----- Listed entries

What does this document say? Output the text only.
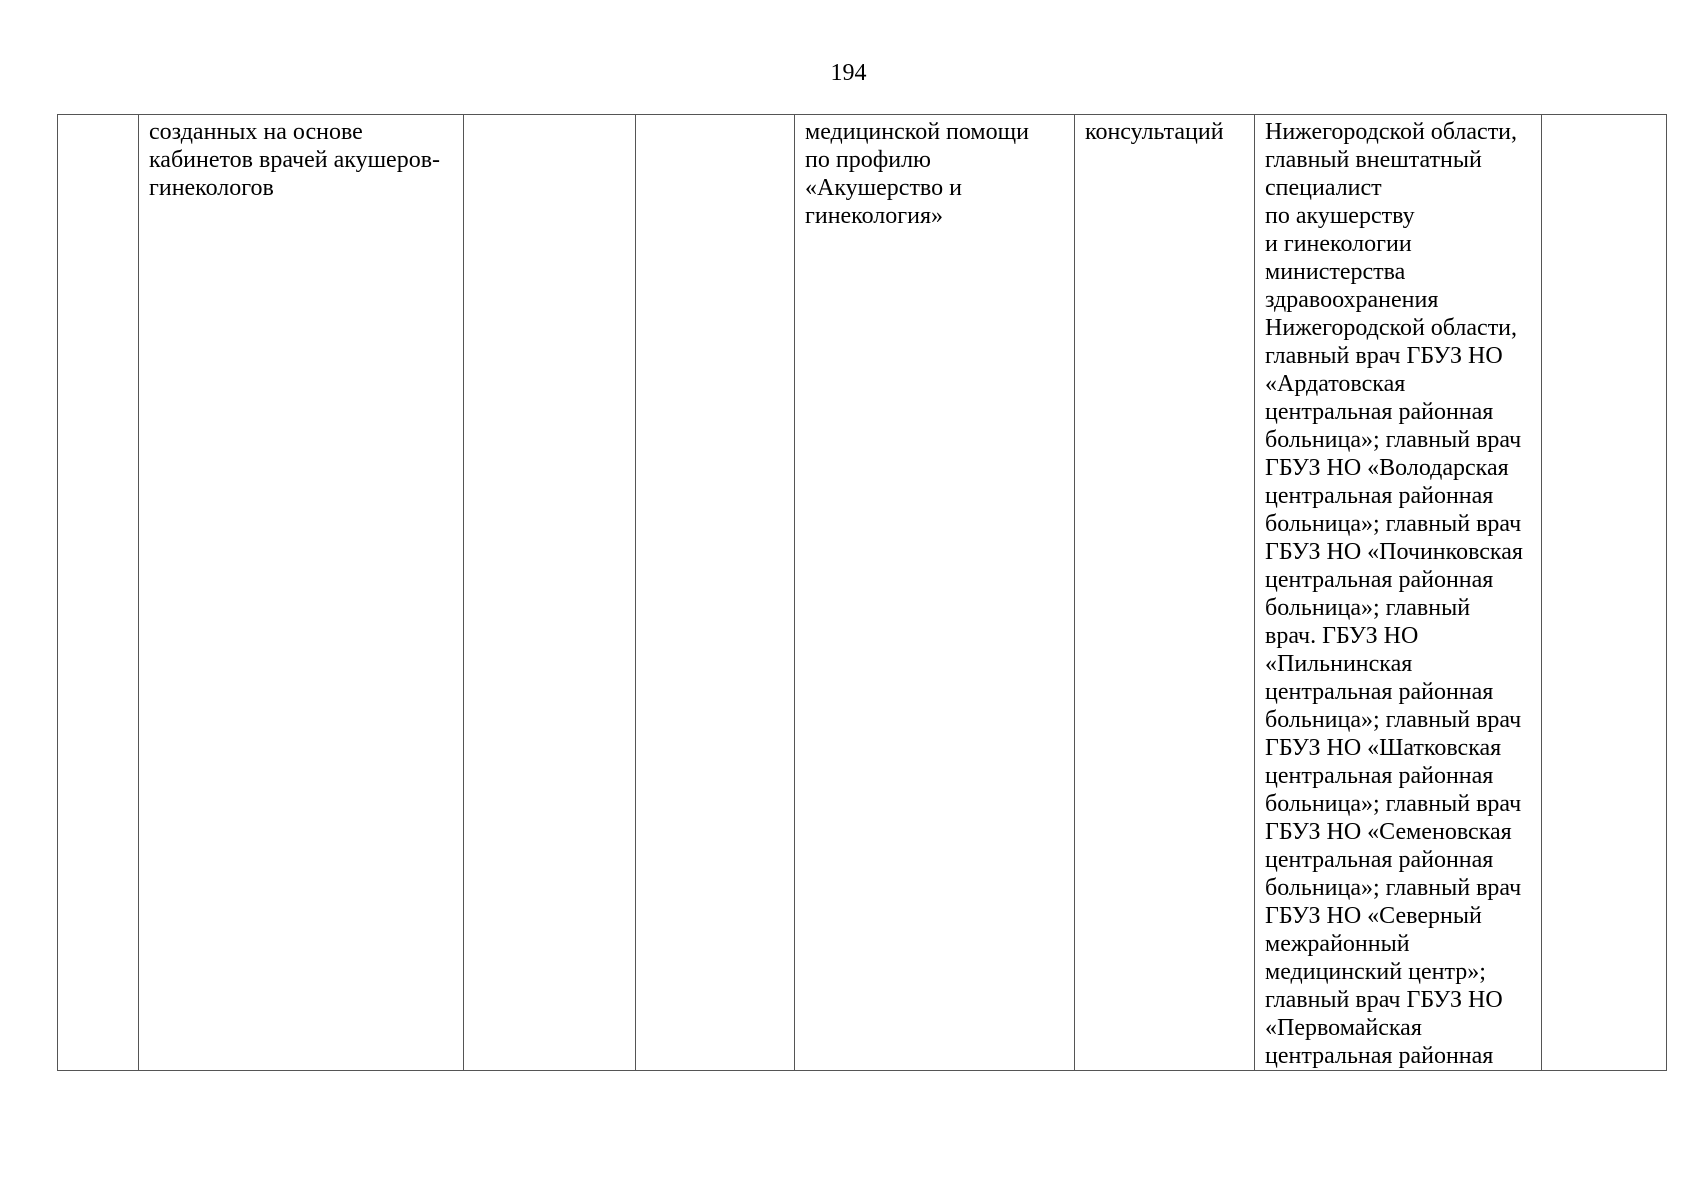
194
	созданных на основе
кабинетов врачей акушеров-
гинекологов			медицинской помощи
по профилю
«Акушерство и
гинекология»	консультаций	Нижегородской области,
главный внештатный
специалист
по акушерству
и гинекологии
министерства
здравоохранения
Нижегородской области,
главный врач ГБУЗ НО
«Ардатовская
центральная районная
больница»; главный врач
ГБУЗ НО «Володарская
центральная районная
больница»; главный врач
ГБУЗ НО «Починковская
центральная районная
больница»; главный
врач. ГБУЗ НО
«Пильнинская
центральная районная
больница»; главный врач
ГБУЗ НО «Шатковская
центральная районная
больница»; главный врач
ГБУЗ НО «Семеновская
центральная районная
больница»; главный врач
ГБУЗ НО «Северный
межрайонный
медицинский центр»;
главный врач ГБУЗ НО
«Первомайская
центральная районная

----------
----- Listed entries

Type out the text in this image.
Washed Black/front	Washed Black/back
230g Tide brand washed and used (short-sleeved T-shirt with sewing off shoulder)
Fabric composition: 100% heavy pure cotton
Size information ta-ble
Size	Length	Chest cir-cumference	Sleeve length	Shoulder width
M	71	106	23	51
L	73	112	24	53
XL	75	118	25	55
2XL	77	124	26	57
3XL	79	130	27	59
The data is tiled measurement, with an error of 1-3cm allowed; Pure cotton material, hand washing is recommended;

----------
----- Listed entries

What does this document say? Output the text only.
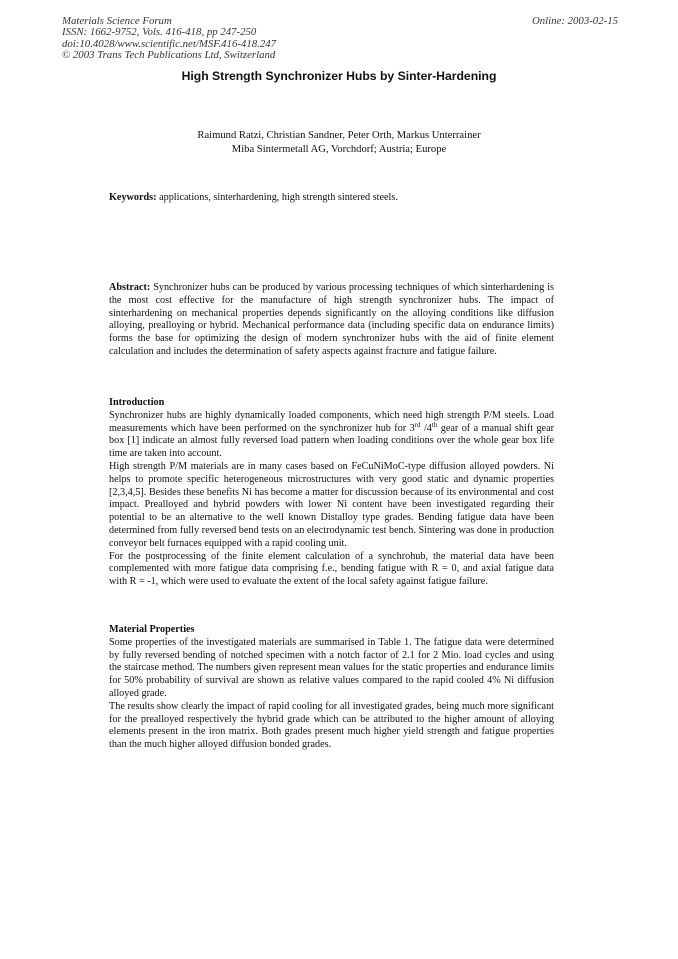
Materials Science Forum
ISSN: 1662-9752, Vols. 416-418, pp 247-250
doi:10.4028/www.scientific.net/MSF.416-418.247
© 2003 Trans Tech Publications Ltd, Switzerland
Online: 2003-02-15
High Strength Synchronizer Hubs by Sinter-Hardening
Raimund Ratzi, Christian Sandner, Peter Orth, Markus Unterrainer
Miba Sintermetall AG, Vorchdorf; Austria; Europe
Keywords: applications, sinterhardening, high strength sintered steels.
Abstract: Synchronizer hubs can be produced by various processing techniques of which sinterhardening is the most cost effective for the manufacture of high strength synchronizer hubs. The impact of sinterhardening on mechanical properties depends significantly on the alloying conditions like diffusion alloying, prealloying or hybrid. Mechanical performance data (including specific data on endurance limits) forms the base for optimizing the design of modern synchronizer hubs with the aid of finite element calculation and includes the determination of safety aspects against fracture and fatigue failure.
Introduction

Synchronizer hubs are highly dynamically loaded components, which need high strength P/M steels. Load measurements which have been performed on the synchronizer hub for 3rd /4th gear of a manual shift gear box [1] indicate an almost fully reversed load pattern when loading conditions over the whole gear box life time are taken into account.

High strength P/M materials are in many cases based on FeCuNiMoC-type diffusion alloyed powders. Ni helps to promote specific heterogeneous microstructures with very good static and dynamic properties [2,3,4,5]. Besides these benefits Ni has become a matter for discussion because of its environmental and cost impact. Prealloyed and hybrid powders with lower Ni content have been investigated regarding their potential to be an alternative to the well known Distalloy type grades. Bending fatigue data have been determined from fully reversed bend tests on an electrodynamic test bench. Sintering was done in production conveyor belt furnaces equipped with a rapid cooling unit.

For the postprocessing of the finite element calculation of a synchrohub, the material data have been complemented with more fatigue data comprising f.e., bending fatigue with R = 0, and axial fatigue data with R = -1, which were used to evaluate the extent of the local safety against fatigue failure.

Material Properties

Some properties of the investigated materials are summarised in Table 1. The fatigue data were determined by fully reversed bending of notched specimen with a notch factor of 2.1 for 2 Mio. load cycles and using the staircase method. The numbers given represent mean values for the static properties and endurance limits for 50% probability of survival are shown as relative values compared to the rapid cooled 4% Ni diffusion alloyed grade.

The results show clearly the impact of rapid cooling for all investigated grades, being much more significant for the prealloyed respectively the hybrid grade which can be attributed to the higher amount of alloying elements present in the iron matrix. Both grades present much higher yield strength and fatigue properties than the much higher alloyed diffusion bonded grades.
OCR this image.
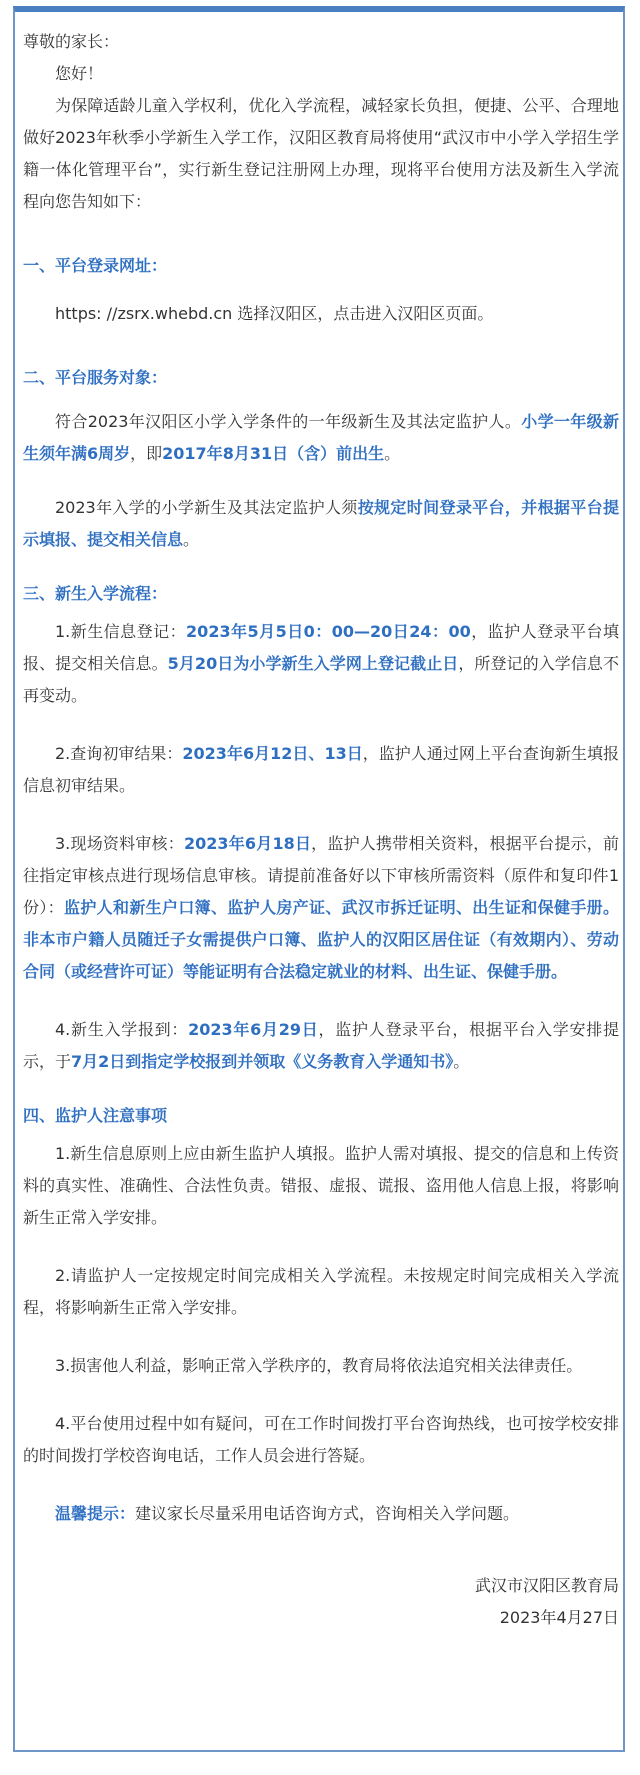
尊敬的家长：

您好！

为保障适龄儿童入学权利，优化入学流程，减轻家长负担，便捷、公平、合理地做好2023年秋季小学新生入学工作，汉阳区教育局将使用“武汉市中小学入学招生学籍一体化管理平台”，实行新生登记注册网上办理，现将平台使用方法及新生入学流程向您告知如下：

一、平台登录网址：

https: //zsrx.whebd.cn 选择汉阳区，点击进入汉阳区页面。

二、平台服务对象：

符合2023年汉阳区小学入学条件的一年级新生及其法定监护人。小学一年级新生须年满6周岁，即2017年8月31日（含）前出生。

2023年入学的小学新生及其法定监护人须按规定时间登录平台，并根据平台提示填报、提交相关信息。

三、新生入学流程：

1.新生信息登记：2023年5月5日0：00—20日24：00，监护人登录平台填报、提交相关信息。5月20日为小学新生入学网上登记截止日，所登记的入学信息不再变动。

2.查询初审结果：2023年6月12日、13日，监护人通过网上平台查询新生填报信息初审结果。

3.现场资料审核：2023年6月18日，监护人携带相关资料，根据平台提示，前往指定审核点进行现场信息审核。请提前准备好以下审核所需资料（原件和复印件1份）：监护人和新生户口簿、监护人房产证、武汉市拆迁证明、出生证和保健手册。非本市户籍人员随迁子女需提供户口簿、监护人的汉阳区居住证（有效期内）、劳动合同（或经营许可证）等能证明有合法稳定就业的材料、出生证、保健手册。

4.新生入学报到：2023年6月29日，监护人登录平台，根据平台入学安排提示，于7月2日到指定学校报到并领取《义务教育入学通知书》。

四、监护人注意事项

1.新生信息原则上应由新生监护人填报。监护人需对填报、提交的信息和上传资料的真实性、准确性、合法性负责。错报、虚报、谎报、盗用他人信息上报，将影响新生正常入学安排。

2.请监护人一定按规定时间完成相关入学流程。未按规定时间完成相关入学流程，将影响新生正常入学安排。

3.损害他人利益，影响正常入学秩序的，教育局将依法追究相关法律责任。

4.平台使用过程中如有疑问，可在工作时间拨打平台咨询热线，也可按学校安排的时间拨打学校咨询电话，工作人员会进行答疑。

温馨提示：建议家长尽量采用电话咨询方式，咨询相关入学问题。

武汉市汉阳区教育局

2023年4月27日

----------

Search the data above for the word "Size", then gather each line in which it appears.

Size information ta-ble
Size	Length	Chest cir-cumference	Sleeve length	Shoulder width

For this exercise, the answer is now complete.